> **Instruction**
Answer with one number: the count of lines in the listing below that hold the word "inside".

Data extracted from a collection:
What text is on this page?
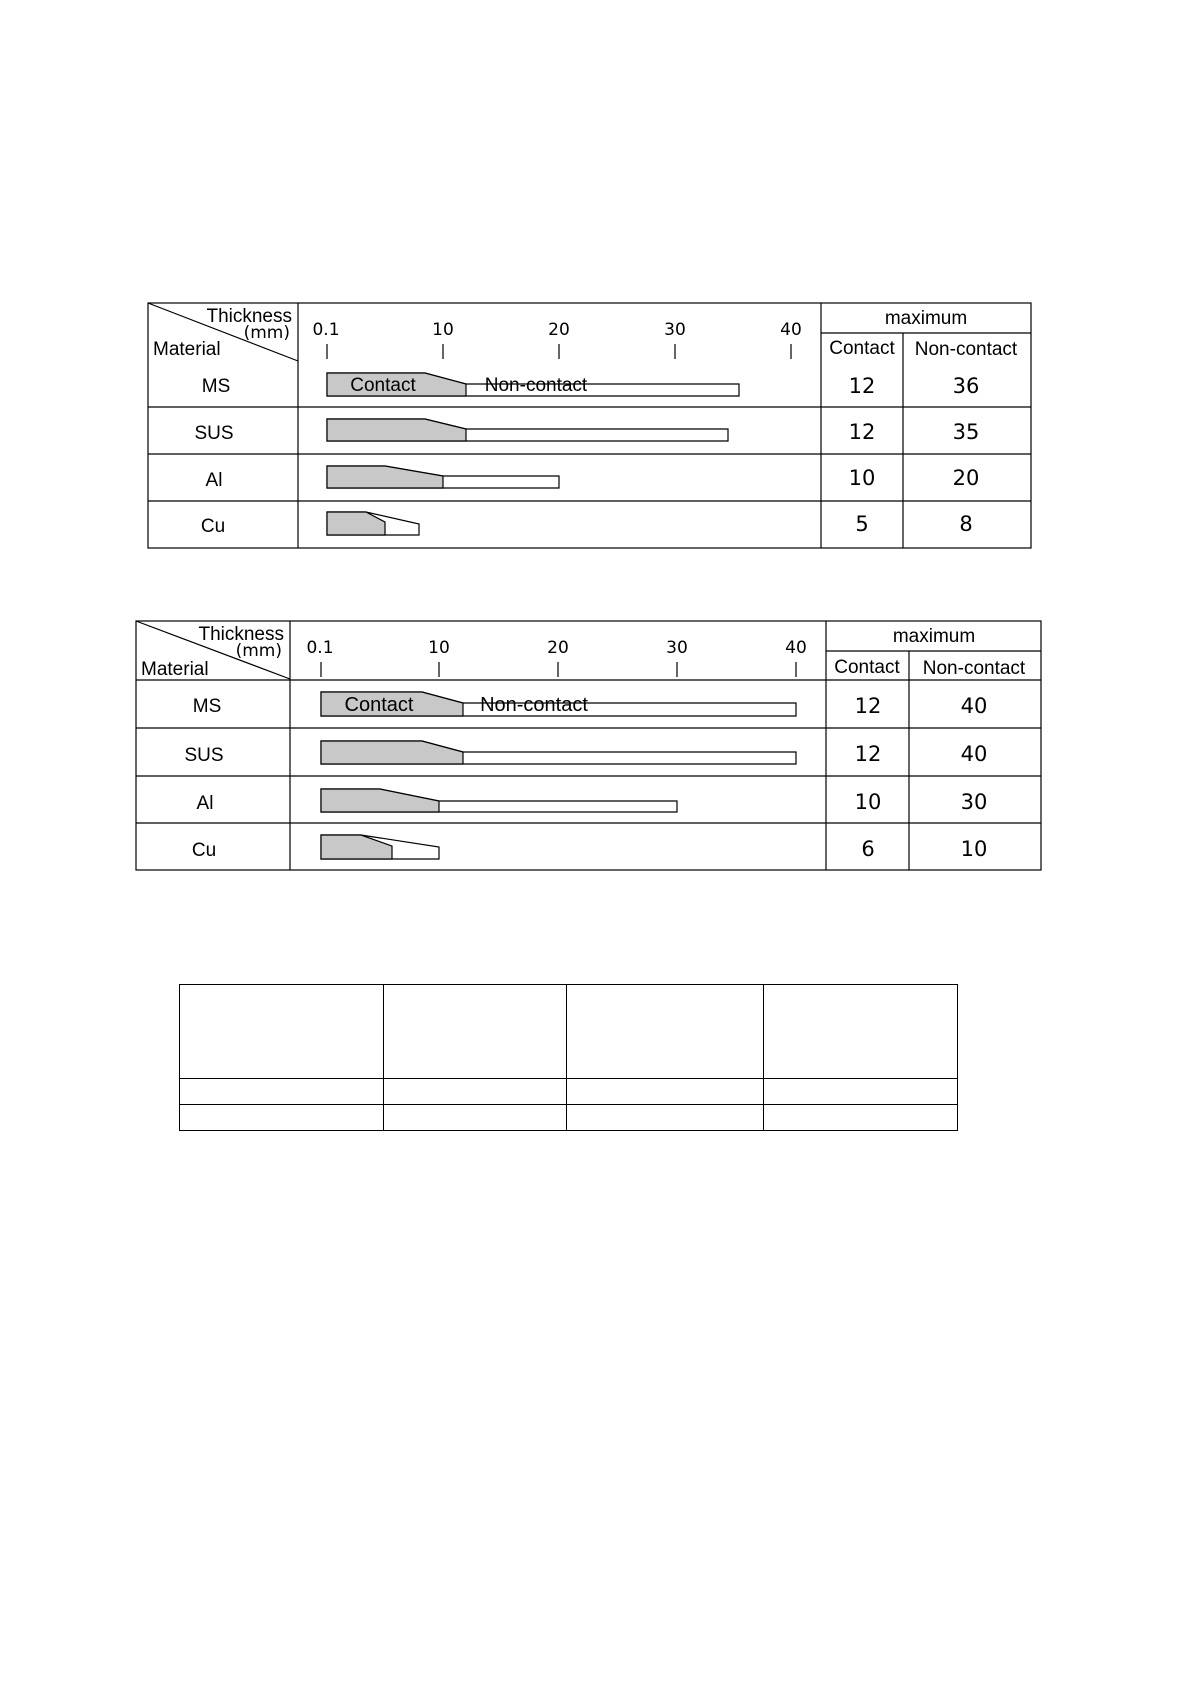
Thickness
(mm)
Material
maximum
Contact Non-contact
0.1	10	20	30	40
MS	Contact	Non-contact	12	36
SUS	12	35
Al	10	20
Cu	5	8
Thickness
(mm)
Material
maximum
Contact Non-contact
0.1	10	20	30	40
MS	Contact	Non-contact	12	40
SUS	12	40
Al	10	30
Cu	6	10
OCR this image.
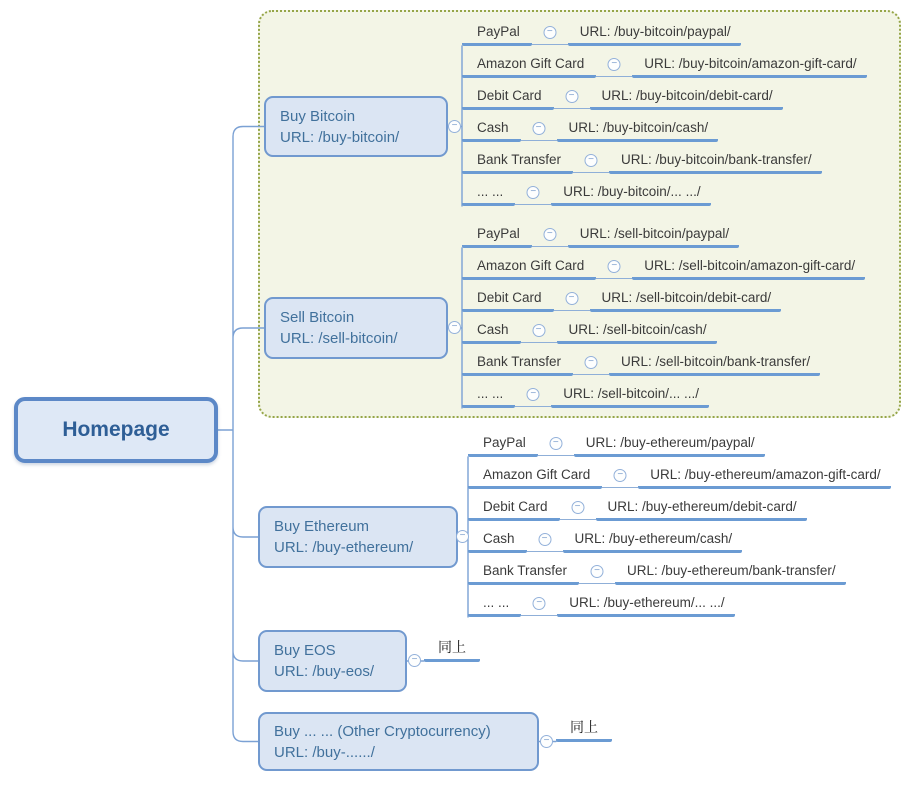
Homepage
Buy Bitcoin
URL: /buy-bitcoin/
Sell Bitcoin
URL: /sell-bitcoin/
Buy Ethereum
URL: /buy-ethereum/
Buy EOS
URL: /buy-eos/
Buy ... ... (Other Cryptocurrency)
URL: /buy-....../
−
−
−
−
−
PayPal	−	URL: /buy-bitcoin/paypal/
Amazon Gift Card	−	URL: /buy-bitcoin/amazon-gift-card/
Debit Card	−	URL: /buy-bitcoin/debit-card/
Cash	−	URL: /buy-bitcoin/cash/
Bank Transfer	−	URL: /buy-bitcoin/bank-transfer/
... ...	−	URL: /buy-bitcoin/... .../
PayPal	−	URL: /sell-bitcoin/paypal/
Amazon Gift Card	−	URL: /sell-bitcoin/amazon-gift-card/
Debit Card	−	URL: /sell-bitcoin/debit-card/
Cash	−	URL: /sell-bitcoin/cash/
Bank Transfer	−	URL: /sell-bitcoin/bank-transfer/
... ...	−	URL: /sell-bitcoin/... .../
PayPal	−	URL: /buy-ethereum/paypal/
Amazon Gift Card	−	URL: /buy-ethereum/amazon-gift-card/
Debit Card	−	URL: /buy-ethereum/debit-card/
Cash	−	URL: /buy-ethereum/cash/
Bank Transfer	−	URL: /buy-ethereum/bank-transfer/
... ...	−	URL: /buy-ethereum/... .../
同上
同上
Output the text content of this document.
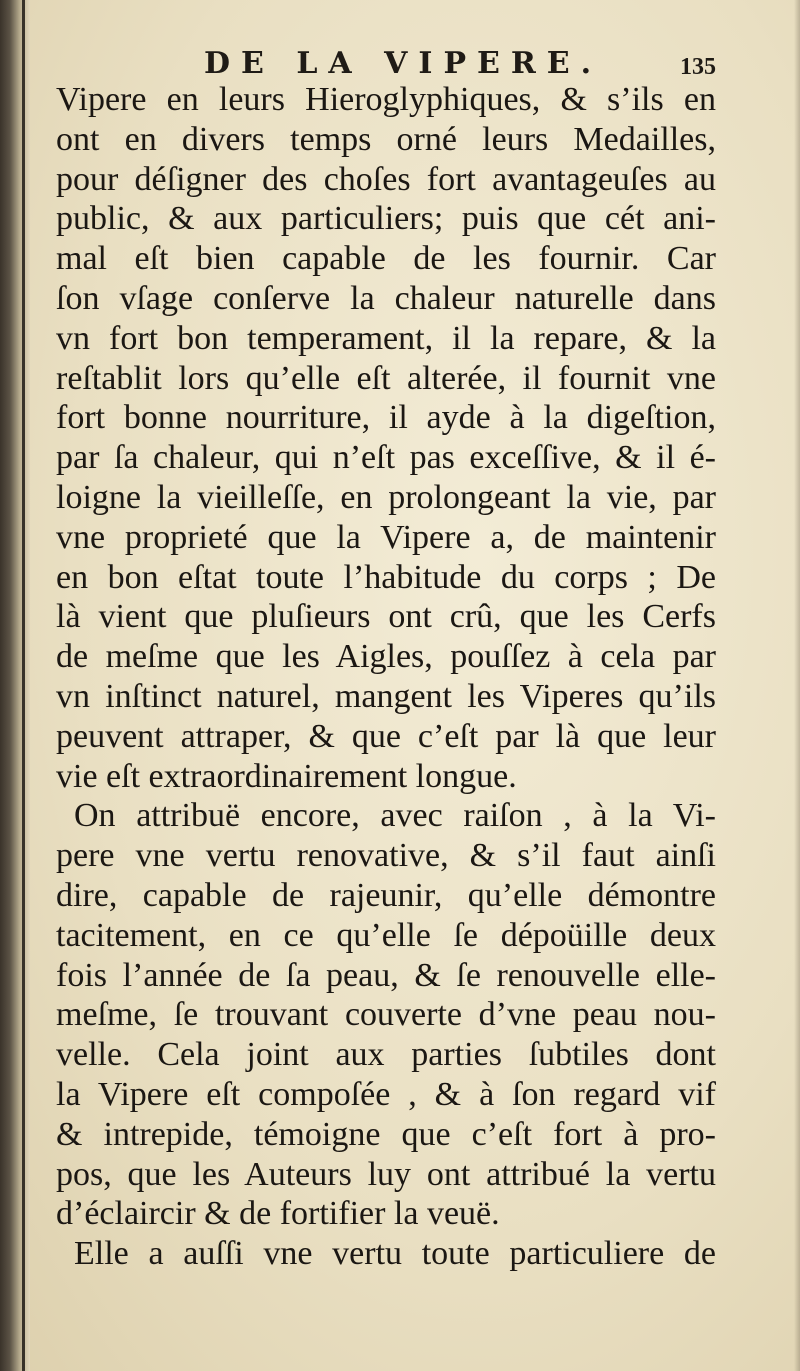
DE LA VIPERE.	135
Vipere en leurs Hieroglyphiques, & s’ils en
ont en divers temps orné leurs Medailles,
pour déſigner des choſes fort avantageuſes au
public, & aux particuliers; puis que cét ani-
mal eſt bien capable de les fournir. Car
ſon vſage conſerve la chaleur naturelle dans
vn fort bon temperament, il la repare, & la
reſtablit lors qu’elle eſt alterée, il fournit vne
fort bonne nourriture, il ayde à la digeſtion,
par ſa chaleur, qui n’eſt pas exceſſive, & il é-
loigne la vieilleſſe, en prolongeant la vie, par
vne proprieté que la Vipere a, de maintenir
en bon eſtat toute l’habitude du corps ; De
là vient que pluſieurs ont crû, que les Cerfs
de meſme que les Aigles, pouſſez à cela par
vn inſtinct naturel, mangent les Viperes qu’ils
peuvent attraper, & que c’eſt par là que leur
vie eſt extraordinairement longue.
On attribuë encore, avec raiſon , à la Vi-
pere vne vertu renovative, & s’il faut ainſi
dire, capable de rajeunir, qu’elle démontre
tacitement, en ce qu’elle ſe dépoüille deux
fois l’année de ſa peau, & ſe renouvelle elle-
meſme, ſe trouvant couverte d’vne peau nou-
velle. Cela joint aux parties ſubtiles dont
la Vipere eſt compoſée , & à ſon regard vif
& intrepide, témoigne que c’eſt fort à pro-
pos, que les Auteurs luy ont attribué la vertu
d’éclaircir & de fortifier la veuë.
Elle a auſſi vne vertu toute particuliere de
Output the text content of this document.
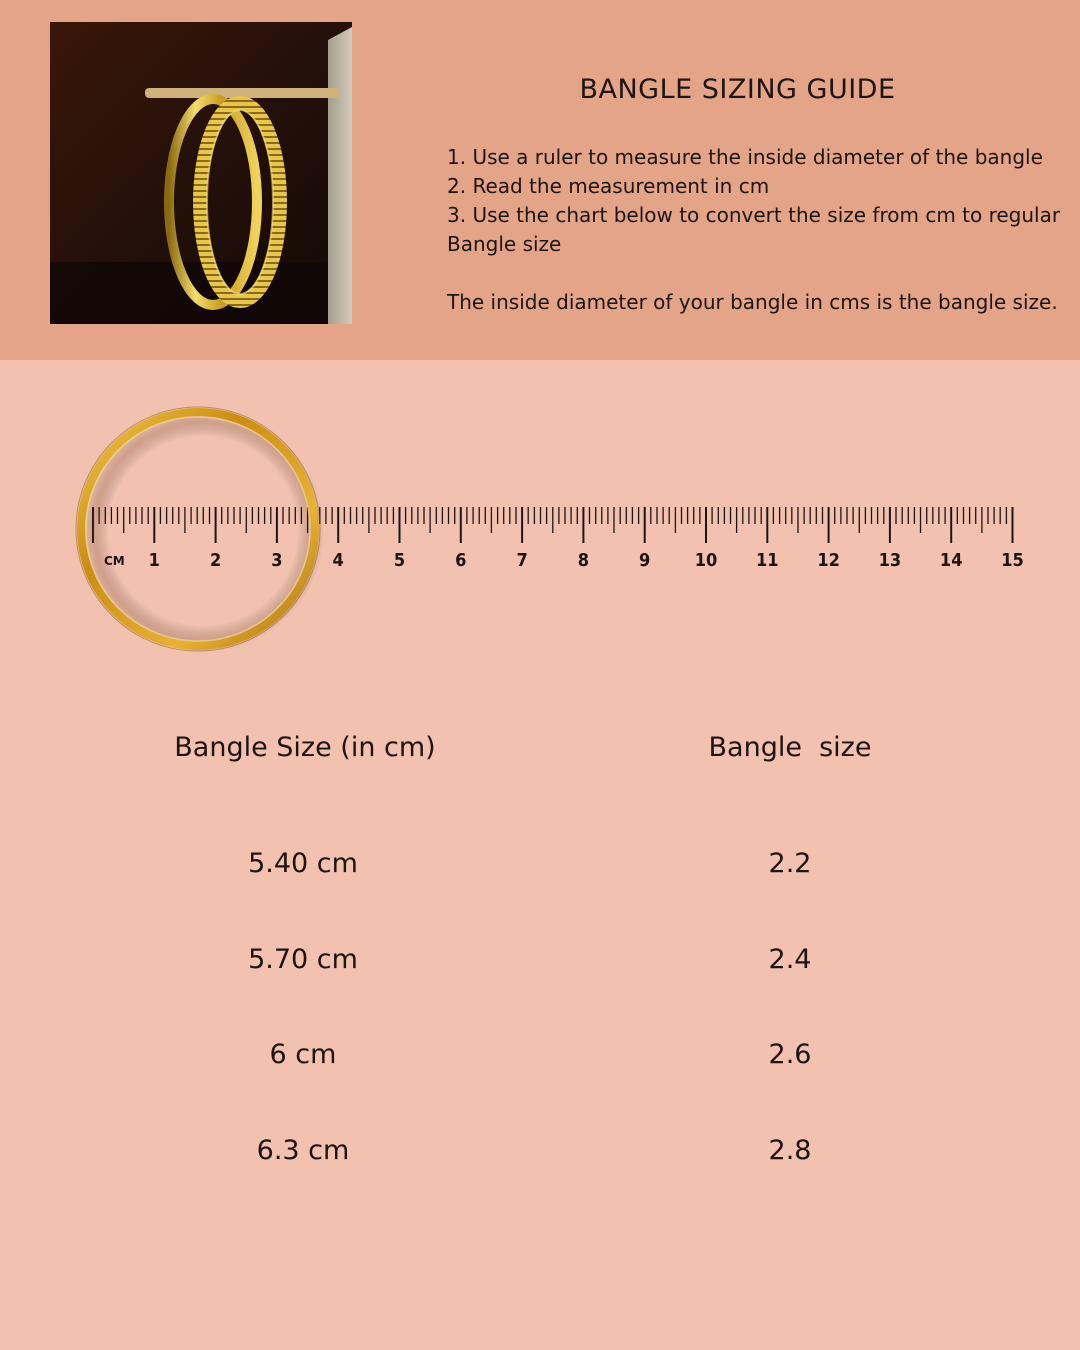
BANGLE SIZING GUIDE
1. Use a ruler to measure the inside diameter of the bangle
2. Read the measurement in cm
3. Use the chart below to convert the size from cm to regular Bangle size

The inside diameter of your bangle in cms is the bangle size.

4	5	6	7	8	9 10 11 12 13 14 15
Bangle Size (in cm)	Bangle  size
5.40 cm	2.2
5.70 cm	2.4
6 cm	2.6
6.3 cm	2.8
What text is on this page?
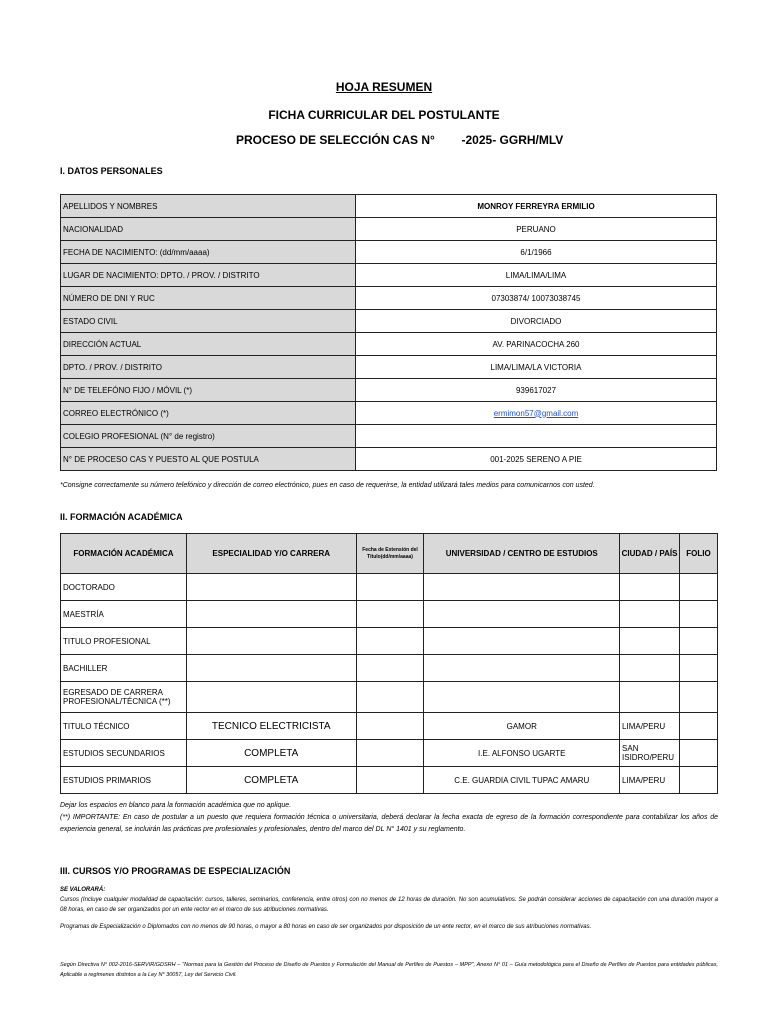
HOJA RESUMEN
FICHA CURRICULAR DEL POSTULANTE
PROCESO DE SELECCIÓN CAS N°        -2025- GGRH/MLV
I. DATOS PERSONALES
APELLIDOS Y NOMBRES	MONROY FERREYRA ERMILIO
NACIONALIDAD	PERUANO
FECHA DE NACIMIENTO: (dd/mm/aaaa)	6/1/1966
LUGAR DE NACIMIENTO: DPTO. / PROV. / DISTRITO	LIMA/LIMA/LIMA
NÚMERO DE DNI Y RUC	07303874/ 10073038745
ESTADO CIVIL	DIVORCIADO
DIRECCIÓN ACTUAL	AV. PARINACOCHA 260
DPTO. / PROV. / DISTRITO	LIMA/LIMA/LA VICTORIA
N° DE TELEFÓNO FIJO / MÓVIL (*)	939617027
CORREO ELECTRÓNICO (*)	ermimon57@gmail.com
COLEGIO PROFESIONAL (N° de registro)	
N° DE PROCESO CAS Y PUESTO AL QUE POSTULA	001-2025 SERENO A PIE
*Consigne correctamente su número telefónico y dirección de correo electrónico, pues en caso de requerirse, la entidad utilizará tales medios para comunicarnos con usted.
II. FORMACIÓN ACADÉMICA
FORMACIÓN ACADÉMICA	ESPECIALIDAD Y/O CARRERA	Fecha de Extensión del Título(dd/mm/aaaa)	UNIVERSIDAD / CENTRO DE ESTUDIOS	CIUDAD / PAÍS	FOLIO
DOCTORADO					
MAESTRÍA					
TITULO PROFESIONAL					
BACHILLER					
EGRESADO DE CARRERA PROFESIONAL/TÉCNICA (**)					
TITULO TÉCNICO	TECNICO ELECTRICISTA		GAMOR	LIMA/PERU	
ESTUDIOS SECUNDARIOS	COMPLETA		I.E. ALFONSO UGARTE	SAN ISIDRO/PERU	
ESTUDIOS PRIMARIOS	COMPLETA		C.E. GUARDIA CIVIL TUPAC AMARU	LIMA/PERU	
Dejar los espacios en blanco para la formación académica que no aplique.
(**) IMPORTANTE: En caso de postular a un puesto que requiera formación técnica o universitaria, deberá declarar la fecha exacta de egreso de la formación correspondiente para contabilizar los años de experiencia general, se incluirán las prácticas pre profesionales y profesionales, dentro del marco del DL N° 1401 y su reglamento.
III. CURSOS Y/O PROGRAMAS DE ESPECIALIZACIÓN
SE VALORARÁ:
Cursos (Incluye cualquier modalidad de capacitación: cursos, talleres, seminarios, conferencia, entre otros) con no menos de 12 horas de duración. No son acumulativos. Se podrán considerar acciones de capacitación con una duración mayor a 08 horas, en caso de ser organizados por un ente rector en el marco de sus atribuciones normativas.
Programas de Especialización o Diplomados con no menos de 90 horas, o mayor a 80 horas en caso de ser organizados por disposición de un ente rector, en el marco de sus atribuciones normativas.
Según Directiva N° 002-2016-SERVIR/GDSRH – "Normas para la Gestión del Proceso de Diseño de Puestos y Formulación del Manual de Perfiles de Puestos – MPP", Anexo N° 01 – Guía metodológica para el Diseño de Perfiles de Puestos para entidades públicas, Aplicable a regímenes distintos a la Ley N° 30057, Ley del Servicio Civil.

> **Correct result**
2